§ **GIVEN RECORDS**
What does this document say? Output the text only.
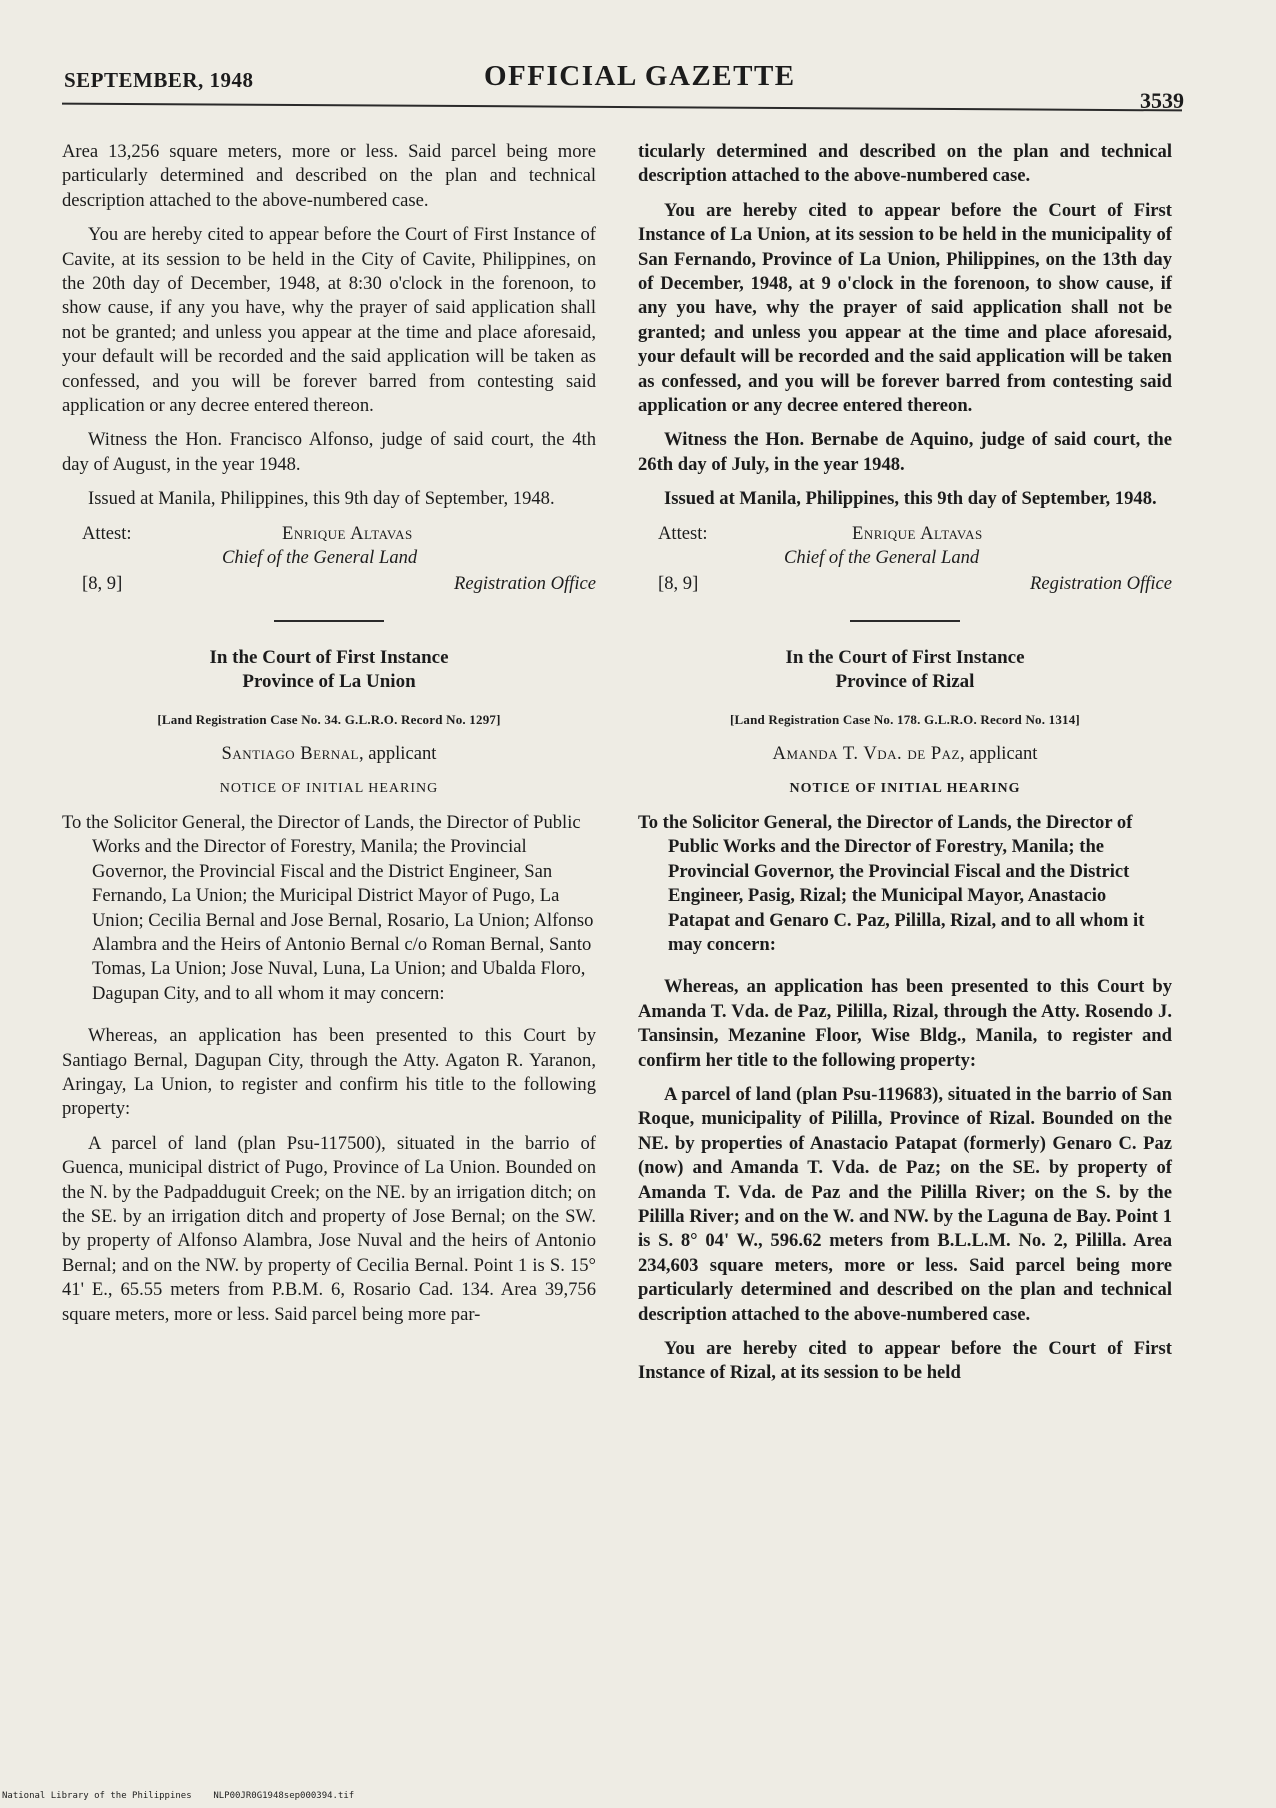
SEPTEMBER, 1948	OFFICIAL GAZETTE
3539

Area 13,256 square meters, more or less. Said parcel being more particularly determined and described on the plan and technical description attached to the above-numbered case.

You are hereby cited to appear before the Court of First Instance of Cavite, at its session to be held in the City of Cavite, Philippines, on the 20th day of December, 1948, at 8:30 o'clock in the forenoon, to show cause, if any you have, why the prayer of said application shall not be granted; and unless you appear at the time and place aforesaid, your default will be recorded and the said application will be taken as confessed, and you will be forever barred from contesting said application or any decree entered thereon.

Witness the Hon. Francisco Alfonso, judge of said court, the 4th day of August, in the year 1948.

Issued at Manila, Philippines, this 9th day of September, 1948.

Attest:	Enrique Altavas
Chief of the General Land
[8, 9]	Registration Office
In the Court of First Instance
Province of La Union
[Land Registration Case No. 34. G.L.R.O. Record No. 1297]
Santiago Bernal, applicant
NOTICE OF INITIAL HEARING
To the Solicitor General, the Director of Lands, the Director of Public Works and the Director of Forestry, Manila; the Provincial Governor, the Provincial Fiscal and the District Engineer, San Fernando, La Union; the Muricipal District Mayor of Pugo, La Union; Cecilia Bernal and Jose Bernal, Rosario, La Union; Alfonso Alambra and the Heirs of Antonio Bernal c/o Roman Bernal, Santo Tomas, La Union; Jose Nuval, Luna, La Union; and Ubalda Floro, Dagupan City, and to all whom it may concern:

Whereas, an application has been presented to this Court by Santiago Bernal, Dagupan City, through the Atty. Agaton R. Yaranon, Aringay, La Union, to register and confirm his title to the following property:

A parcel of land (plan Psu-117500), situated in the barrio of Guenca, municipal district of Pugo, Province of La Union. Bounded on the N. by the Padpadduguit Creek; on the NE. by an irrigation ditch; on the SE. by an irrigation ditch and property of Jose Bernal; on the SW. by property of Alfonso Alambra, Jose Nuval and the heirs of Antonio Bernal; and on the NW. by property of Cecilia Bernal. Point 1 is S. 15° 41' E., 65.55 meters from P.B.M. 6, Rosario Cad. 134. Area 39,756 square meters, more or less. Said parcel being more par-

ticularly determined and described on the plan and technical description attached to the above-numbered case.

You are hereby cited to appear before the Court of First Instance of La Union, at its session to be held in the municipality of San Fernando, Province of La Union, Philippines, on the 13th day of December, 1948, at 9 o'clock in the forenoon, to show cause, if any you have, why the prayer of said application shall not be granted; and unless you appear at the time and place aforesaid, your default will be recorded and the said application will be taken as confessed, and you will be forever barred from contesting said application or any decree entered thereon.

Witness the Hon. Bernabe de Aquino, judge of said court, the 26th day of July, in the year 1948.

Issued at Manila, Philippines, this 9th day of September, 1948.

Attest:	Enrique Altavas
Chief of the General Land
[8, 9]	Registration Office
In the Court of First Instance
Province of Rizal
[Land Registration Case No. 178. G.L.R.O. Record No. 1314]
Amanda T. Vda. de Paz, applicant
NOTICE OF INITIAL HEARING
To the Solicitor General, the Director of Lands, the Director of Public Works and the Director of Forestry, Manila; the Provincial Governor, the Provincial Fiscal and the District Engineer, Pasig, Rizal; the Municipal Mayor, Anastacio Patapat and Genaro C. Paz, Pililla, Rizal, and to all whom it may concern:

Whereas, an application has been presented to this Court by Amanda T. Vda. de Paz, Pililla, Rizal, through the Atty. Rosendo J. Tansinsin, Mezanine Floor, Wise Bldg., Manila, to register and confirm her title to the following property:

A parcel of land (plan Psu-119683), situated in the barrio of San Roque, municipality of Pililla, Province of Rizal. Bounded on the NE. by properties of Anastacio Patapat (formerly) Genaro C. Paz (now) and Amanda T. Vda. de Paz; on the SE. by property of Amanda T. Vda. de Paz and the Pililla River; on the S. by the Pililla River; and on the W. and NW. by the Laguna de Bay. Point 1 is S. 8° 04' W., 596.62 meters from B.L.L.M. No. 2, Pililla. Area 234,603 square meters, more or less. Said parcel being more particularly determined and described on the plan and technical description attached to the above-numbered case.

You are hereby cited to appear before the Court of First Instance of Rizal, at its session to be held

National Library of the Philippines NLP00JR0G1948sep000394.tif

§ **EXERCISE TASK**
Give back only a number, the number of lines where the string "Registration" occurs.

§ **RESULT OF THE TASK**
4